In the post on RubyUnderscore below, translate the sentence "You, as the language designer, can’t possibly anticipate all the things programmers are going to want to do with it." into Spanish.

═════ PASSAGE PROVIDED

Metaphysical Developer

RubyUnderscore: A bit of Arc and Scala in Ruby

Posted in Languages, Software Development by Daniel Ribeiro on October 31, 2010

A few months ago I’ve mentioned one thing that bothered me in ruby was No way to create simple blocks”. This is in contrast to other languages, such as Scala, Clojure and Groovy’s underscore, percent and “it”, respectively, shortcut notations. There are other languages with equivalent mechanisms as well. Even newer languages like Coffeescript have considered adding it. As James Iry mentioned, such constructs are in fact related to delimited continuations.

However ruby has Syntax Tree manipulation (via Parse Tree gem). Using it I created the RubyUnderscore project, which brings this ruby, using the underscore symbol (just like Scala and Arc). With it, it is possible to refactor the following:

    classes.reject { |c| c.subclasses.include?(Enumerable) } { |d| d.greater_than(old_date) } { |x| x.invoke }


    classes.reject _.subclasses.include? Enumerable _.greater_than old_date _.invoke

The last case can also use symbol to proc coercion (appending & to symbol): &:invoke

However, the proc coercion is not flexible enough to allow arguments or invoke a method chain. Which I think brings a small increase in readability and code quality, not to mention that by making closures easier to declare, it fosters them to be used more. I find this to be a good thing, specially when you start to refactor your loops into maps, selects, rejects, group_bys and reduces

This also highlights another issue I mentioned in Improving Ruby: that Syntax Tree manipulation is too important to be supported only on MRI, and not throughout the implementations, like JRuby and Rubinius. Python has this built in into its standard library (through ast module and inspect.getsource), and Lisp can also do syntax tree manipulation with its macro system. The importance of such capability was mentioned by Paul Graham (one of the creators of Arc, which is a dialect of Lisp):

Letting people rewrite your language is a good idea. You, as the language designer, can’t possibly anticipate all the things programmers are going to want to do with it. To the extent they can rewrite the language, you don’t have to.

══════════
═════ DATA SECTION

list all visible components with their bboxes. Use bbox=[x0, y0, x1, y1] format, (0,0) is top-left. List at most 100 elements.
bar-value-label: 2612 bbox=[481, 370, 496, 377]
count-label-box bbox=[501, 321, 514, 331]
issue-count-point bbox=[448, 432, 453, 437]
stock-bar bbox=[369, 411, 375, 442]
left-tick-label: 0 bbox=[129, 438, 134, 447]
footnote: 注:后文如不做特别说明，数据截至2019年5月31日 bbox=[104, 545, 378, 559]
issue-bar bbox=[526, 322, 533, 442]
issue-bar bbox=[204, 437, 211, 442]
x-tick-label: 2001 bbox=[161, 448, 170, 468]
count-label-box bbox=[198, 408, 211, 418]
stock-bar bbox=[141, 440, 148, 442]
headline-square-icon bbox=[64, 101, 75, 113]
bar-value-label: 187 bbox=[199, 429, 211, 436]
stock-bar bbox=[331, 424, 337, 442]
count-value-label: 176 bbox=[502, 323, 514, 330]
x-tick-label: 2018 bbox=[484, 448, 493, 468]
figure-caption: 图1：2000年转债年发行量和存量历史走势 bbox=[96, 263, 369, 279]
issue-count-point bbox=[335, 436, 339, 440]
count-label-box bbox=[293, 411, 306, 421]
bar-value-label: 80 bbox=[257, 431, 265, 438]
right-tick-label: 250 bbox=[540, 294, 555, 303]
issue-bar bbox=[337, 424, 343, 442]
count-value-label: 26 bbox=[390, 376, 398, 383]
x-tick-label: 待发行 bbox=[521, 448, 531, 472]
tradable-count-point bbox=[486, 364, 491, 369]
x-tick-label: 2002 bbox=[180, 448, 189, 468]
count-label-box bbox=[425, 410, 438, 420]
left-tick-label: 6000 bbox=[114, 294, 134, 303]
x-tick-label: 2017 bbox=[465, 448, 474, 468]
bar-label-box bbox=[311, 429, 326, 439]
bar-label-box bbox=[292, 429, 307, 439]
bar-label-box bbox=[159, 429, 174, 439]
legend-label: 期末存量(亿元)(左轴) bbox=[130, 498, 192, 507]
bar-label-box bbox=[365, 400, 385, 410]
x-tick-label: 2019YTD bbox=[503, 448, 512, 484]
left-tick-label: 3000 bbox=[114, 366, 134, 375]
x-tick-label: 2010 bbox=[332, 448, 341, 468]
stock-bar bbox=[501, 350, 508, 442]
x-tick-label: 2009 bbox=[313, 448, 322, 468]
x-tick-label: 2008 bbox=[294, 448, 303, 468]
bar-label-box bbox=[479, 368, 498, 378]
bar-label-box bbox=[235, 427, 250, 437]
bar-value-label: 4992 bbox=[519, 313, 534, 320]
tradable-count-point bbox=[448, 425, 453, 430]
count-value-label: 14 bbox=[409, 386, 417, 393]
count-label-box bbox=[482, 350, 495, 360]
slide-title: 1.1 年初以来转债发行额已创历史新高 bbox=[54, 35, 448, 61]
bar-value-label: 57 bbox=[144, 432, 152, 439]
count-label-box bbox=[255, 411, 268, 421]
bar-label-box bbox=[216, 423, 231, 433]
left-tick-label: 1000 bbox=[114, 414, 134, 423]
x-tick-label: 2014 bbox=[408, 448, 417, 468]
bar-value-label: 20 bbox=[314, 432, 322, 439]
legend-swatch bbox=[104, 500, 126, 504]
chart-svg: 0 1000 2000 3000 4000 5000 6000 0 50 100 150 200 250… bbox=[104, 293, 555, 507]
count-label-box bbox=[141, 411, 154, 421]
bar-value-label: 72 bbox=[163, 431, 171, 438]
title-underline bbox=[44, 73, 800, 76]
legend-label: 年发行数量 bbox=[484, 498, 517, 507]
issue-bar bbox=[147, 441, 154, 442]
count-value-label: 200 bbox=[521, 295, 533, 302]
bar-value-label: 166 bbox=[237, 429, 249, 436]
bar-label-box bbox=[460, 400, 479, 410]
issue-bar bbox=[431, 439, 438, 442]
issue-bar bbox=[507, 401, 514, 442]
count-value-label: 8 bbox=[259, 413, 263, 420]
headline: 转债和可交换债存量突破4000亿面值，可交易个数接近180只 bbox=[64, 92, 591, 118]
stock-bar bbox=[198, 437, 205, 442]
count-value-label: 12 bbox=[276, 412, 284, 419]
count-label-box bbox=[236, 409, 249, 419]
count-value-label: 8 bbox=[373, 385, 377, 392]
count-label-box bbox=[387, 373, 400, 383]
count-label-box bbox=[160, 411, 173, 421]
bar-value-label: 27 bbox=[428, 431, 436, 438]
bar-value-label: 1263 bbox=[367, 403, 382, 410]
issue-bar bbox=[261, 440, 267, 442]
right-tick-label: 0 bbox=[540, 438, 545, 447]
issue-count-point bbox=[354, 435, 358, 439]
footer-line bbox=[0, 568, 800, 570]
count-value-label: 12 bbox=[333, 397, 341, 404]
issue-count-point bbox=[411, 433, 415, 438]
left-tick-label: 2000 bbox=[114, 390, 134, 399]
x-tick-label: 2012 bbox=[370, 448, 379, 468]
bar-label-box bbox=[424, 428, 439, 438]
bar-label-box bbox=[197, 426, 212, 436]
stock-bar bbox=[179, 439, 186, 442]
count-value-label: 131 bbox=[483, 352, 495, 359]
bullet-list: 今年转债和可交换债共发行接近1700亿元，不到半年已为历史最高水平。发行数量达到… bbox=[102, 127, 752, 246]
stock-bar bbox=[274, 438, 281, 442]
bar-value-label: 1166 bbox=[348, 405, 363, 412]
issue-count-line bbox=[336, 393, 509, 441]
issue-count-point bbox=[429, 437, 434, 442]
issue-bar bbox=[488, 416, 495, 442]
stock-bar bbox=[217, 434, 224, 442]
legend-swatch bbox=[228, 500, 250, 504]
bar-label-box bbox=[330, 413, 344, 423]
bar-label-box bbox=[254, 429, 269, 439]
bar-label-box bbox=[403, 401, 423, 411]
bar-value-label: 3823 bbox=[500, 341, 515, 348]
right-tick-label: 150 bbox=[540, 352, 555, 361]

══════════

RESULT BELOW:
Tú, como diseñador del lenguaje, no puedes prever todas las cosas que los programadores van a querer hacer con él.